**DESCRIPTION OF THE TASK:**
Copy the data word for word, keeping every line.

+++ EXTRACTED MATERIAL

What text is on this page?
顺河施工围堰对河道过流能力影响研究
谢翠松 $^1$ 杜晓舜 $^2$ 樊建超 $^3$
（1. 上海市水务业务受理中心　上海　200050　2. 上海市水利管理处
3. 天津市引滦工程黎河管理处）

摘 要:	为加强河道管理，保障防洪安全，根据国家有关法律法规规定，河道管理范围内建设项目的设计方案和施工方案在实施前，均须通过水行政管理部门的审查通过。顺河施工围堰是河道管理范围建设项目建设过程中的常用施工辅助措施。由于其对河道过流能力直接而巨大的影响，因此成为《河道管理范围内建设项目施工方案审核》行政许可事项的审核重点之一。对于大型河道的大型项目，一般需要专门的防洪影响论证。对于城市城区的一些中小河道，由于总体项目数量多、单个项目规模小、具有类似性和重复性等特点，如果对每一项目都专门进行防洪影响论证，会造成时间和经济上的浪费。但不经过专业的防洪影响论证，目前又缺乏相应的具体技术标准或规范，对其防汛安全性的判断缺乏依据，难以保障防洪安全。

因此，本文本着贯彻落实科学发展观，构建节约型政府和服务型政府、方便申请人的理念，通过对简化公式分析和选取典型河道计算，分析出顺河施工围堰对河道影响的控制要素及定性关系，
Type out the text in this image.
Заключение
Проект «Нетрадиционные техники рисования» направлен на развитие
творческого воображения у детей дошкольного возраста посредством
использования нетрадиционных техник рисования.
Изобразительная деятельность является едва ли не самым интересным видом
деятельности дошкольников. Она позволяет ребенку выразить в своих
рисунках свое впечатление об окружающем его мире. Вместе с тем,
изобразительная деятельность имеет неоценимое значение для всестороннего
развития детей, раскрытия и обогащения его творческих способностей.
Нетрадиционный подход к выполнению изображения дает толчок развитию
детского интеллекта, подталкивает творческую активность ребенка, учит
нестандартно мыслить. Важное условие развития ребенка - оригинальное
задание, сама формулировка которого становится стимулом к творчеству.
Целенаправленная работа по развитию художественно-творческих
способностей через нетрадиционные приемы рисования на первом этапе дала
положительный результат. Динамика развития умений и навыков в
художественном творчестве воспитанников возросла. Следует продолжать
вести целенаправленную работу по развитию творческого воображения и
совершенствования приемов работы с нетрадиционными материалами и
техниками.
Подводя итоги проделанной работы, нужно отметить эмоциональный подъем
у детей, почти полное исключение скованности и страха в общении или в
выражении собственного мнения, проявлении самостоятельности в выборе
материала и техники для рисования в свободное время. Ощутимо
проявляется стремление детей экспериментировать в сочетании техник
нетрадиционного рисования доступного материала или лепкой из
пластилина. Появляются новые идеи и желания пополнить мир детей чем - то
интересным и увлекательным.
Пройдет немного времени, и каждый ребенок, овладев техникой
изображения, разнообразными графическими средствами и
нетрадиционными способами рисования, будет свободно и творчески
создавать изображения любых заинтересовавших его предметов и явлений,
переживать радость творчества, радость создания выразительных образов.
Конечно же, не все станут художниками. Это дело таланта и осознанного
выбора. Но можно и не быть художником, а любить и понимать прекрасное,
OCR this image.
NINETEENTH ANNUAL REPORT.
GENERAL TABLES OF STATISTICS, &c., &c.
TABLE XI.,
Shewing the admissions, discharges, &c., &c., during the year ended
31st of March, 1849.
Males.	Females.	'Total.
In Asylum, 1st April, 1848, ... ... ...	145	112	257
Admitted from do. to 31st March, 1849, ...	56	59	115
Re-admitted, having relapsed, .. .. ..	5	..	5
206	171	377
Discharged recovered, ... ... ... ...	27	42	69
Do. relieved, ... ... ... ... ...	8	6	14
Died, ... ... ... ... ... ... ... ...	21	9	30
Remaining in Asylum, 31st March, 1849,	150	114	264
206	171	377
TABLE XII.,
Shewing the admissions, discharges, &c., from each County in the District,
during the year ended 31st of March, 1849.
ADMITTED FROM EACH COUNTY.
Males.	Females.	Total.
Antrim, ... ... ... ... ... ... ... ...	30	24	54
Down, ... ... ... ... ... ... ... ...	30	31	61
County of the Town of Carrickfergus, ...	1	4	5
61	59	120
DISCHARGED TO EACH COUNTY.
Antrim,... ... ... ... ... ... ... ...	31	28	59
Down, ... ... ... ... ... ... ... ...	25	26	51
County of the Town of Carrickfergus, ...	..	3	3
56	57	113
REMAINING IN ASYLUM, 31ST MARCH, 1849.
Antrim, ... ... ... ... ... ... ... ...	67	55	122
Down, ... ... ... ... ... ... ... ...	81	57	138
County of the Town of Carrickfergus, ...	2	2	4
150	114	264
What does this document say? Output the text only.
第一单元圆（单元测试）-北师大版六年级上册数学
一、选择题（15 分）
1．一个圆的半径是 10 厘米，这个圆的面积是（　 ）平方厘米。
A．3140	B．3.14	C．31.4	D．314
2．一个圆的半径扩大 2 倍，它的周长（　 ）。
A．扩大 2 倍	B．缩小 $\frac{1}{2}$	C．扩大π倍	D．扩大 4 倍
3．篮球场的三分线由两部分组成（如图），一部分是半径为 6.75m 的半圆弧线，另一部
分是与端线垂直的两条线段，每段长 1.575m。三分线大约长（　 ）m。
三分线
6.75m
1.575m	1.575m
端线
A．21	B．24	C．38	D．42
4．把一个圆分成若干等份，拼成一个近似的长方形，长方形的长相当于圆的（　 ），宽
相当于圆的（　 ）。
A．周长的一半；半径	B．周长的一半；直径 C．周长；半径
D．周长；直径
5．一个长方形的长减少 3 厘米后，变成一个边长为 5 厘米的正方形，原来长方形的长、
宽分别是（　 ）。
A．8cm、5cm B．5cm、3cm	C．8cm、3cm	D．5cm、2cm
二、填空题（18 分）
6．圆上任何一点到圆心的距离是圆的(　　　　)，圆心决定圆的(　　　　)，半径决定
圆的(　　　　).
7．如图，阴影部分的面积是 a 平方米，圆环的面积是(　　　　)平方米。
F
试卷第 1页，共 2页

++++++

**FINAL RESULT:**
What text is on this page?
顺河施工围堰对河道过流能力影响研究
谢翠松 $^1$ 杜晓舜 $^2$ 樊建超 $^3$
（1. 上海市水务业务受理中心　上海　200050　2. 上海市水利管理处
3. 天津市引滦工程黎河管理处）

摘 要:	为加强河道管理，保障防洪安全，根据国家有关法律法规规定，河道管理范围内建设项目的设计方案和施工方案在实施前，均须通过水行政管理部门的审查通过。顺河施工围堰是河道管理范围建设项目建设过程中的常用施工辅助措施。由于其对河道过流能力直接而巨大的影响，因此成为《河道管理范围内建设项目施工方案审核》行政许可事项的审核重点之一。对于大型河道的大型项目，一般需要专门的防洪影响论证。对于城市城区的一些中小河道，由于总体项目数量多、单个项目规模小、具有类似性和重复性等特点，如果对每一项目都专门进行防洪影响论证，会造成时间和经济上的浪费。但不经过专业的防洪影响论证，目前又缺乏相应的具体技术标准或规范，对其防汛安全性的判断缺乏依据，难以保障防洪安全。

因此，本文本着贯彻落实科学发展观，构建节约型政府和服务型政府、方便申请人的理念，通过对简化公式分析和选取典型河道计算，分析出顺河施工围堰对河道影响的控制要素及定性关系，
Type out the text in this image.
Заключение
Проект «Нетрадиционные техники рисования» направлен на развитие
творческого воображения у детей дошкольного возраста посредством
использования нетрадиционных техник рисования.
Изобразительная деятельность является едва ли не самым интересным видом
деятельности дошкольников. Она позволяет ребенку выразить в своих
рисунках свое впечатление об окружающем его мире. Вместе с тем,
изобразительная деятельность имеет неоценимое значение для всестороннего
развития детей, раскрытия и обогащения его творческих способностей.
Нетрадиционный подход к выполнению изображения дает толчок развитию
детского интеллекта, подталкивает творческую активность ребенка, учит
нестандартно мыслить. Важное условие развития ребенка - оригинальное
задание, сама формулировка которого становится стимулом к творчеству.
Целенаправленная работа по развитию художественно-творческих
способностей через нетрадиционные приемы рисования на первом этапе дала
положительный результат. Динамика развития умений и навыков в
художественном творчестве воспитанников возросла. Следует продолжать
вести целенаправленную работу по развитию творческого воображения и
совершенствования приемов работы с нетрадиционными материалами и
техниками.
Подводя итоги проделанной работы, нужно отметить эмоциональный подъем
у детей, почти полное исключение скованности и страха в общении или в
выражении собственного мнения, проявлении самостоятельности в выборе
материала и техники для рисования в свободное время. Ощутимо
проявляется стремление детей экспериментировать в сочетании техник
нетрадиционного рисования доступного материала или лепкой из
пластилина. Появляются новые идеи и желания пополнить мир детей чем - то
интересным и увлекательным.
Пройдет немного времени, и каждый ребенок, овладев техникой
изображения, разнообразными графическими средствами и
нетрадиционными способами рисования, будет свободно и творчески
создавать изображения любых заинтересовавших его предметов и явлений,
переживать радость творчества, радость создания выразительных образов.
Конечно же, не все станут художниками. Это дело таланта и осознанного
выбора. Но можно и не быть художником, а любить и понимать прекрасное,
OCR this image.
NINETEENTH ANNUAL REPORT.
GENERAL TABLES OF STATISTICS, &c., &c.
TABLE XI.,
Shewing the admissions, discharges, &c., &c., during the year ended
31st of March, 1849.
Males.	Females.	'Total.
In Asylum, 1st April, 1848, ... ... ...	145	112	257
Admitted from do. to 31st March, 1849, ...	56	59	115
Re-admitted, having relapsed, .. .. ..	5	..	5
206	171	377
Discharged recovered, ... ... ... ...	27	42	69
Do. relieved, ... ... ... ... ...	8	6	14
Died, ... ... ... ... ... ... ... ...	21	9	30
Remaining in Asylum, 31st March, 1849,	150	114	264
206	171	377
TABLE XII.,
Shewing the admissions, discharges, &c., from each County in the District,
during the year ended 31st of March, 1849.
ADMITTED FROM EACH COUNTY.
Males.	Females.	Total.
Antrim, ... ... ... ... ... ... ... ...	30	24	54
Down, ... ... ... ... ... ... ... ...	30	31	61
County of the Town of Carrickfergus, ...	1	4	5
61	59	120
DISCHARGED TO EACH COUNTY.
Antrim,... ... ... ... ... ... ... ...	31	28	59
Down, ... ... ... ... ... ... ... ...	25	26	51
County of the Town of Carrickfergus, ...	..	3	3
56	57	113
REMAINING IN ASYLUM, 31ST MARCH, 1849.
Antrim, ... ... ... ... ... ... ... ...	67	55	122
Down, ... ... ... ... ... ... ... ...	81	57	138
County of the Town of Carrickfergus, ...	2	2	4
150	114	264
What does this document say? Output the text only.
第一单元圆（单元测试）-北师大版六年级上册数学
一、选择题（15 分）
1．一个圆的半径是 10 厘米，这个圆的面积是（　 ）平方厘米。
A．3140	B．3.14	C．31.4	D．314
2．一个圆的半径扩大 2 倍，它的周长（　 ）。
A．扩大 2 倍	B．缩小 $\frac{1}{2}$	C．扩大π倍	D．扩大 4 倍
3．篮球场的三分线由两部分组成（如图），一部分是半径为 6.75m 的半圆弧线，另一部
分是与端线垂直的两条线段，每段长 1.575m。三分线大约长（　 ）m。
三分线
6.75m
1.575m	1.575m
端线
A．21	B．24	C．38	D．42
4．把一个圆分成若干等份，拼成一个近似的长方形，长方形的长相当于圆的（　 ），宽
相当于圆的（　 ）。
A．周长的一半；半径	B．周长的一半；直径 C．周长；半径
D．周长；直径
5．一个长方形的长减少 3 厘米后，变成一个边长为 5 厘米的正方形，原来长方形的长、
宽分别是（　 ）。
A．8cm、5cm B．5cm、3cm	C．8cm、3cm	D．5cm、2cm
二、填空题（18 分）
6．圆上任何一点到圆心的距离是圆的(　　　　)，圆心决定圆的(　　　　)，半径决定
圆的(　　　　).
7．如图，阴影部分的面积是 a 平方米，圆环的面积是(　　　　)平方米。
F
试卷第 1页，共 2页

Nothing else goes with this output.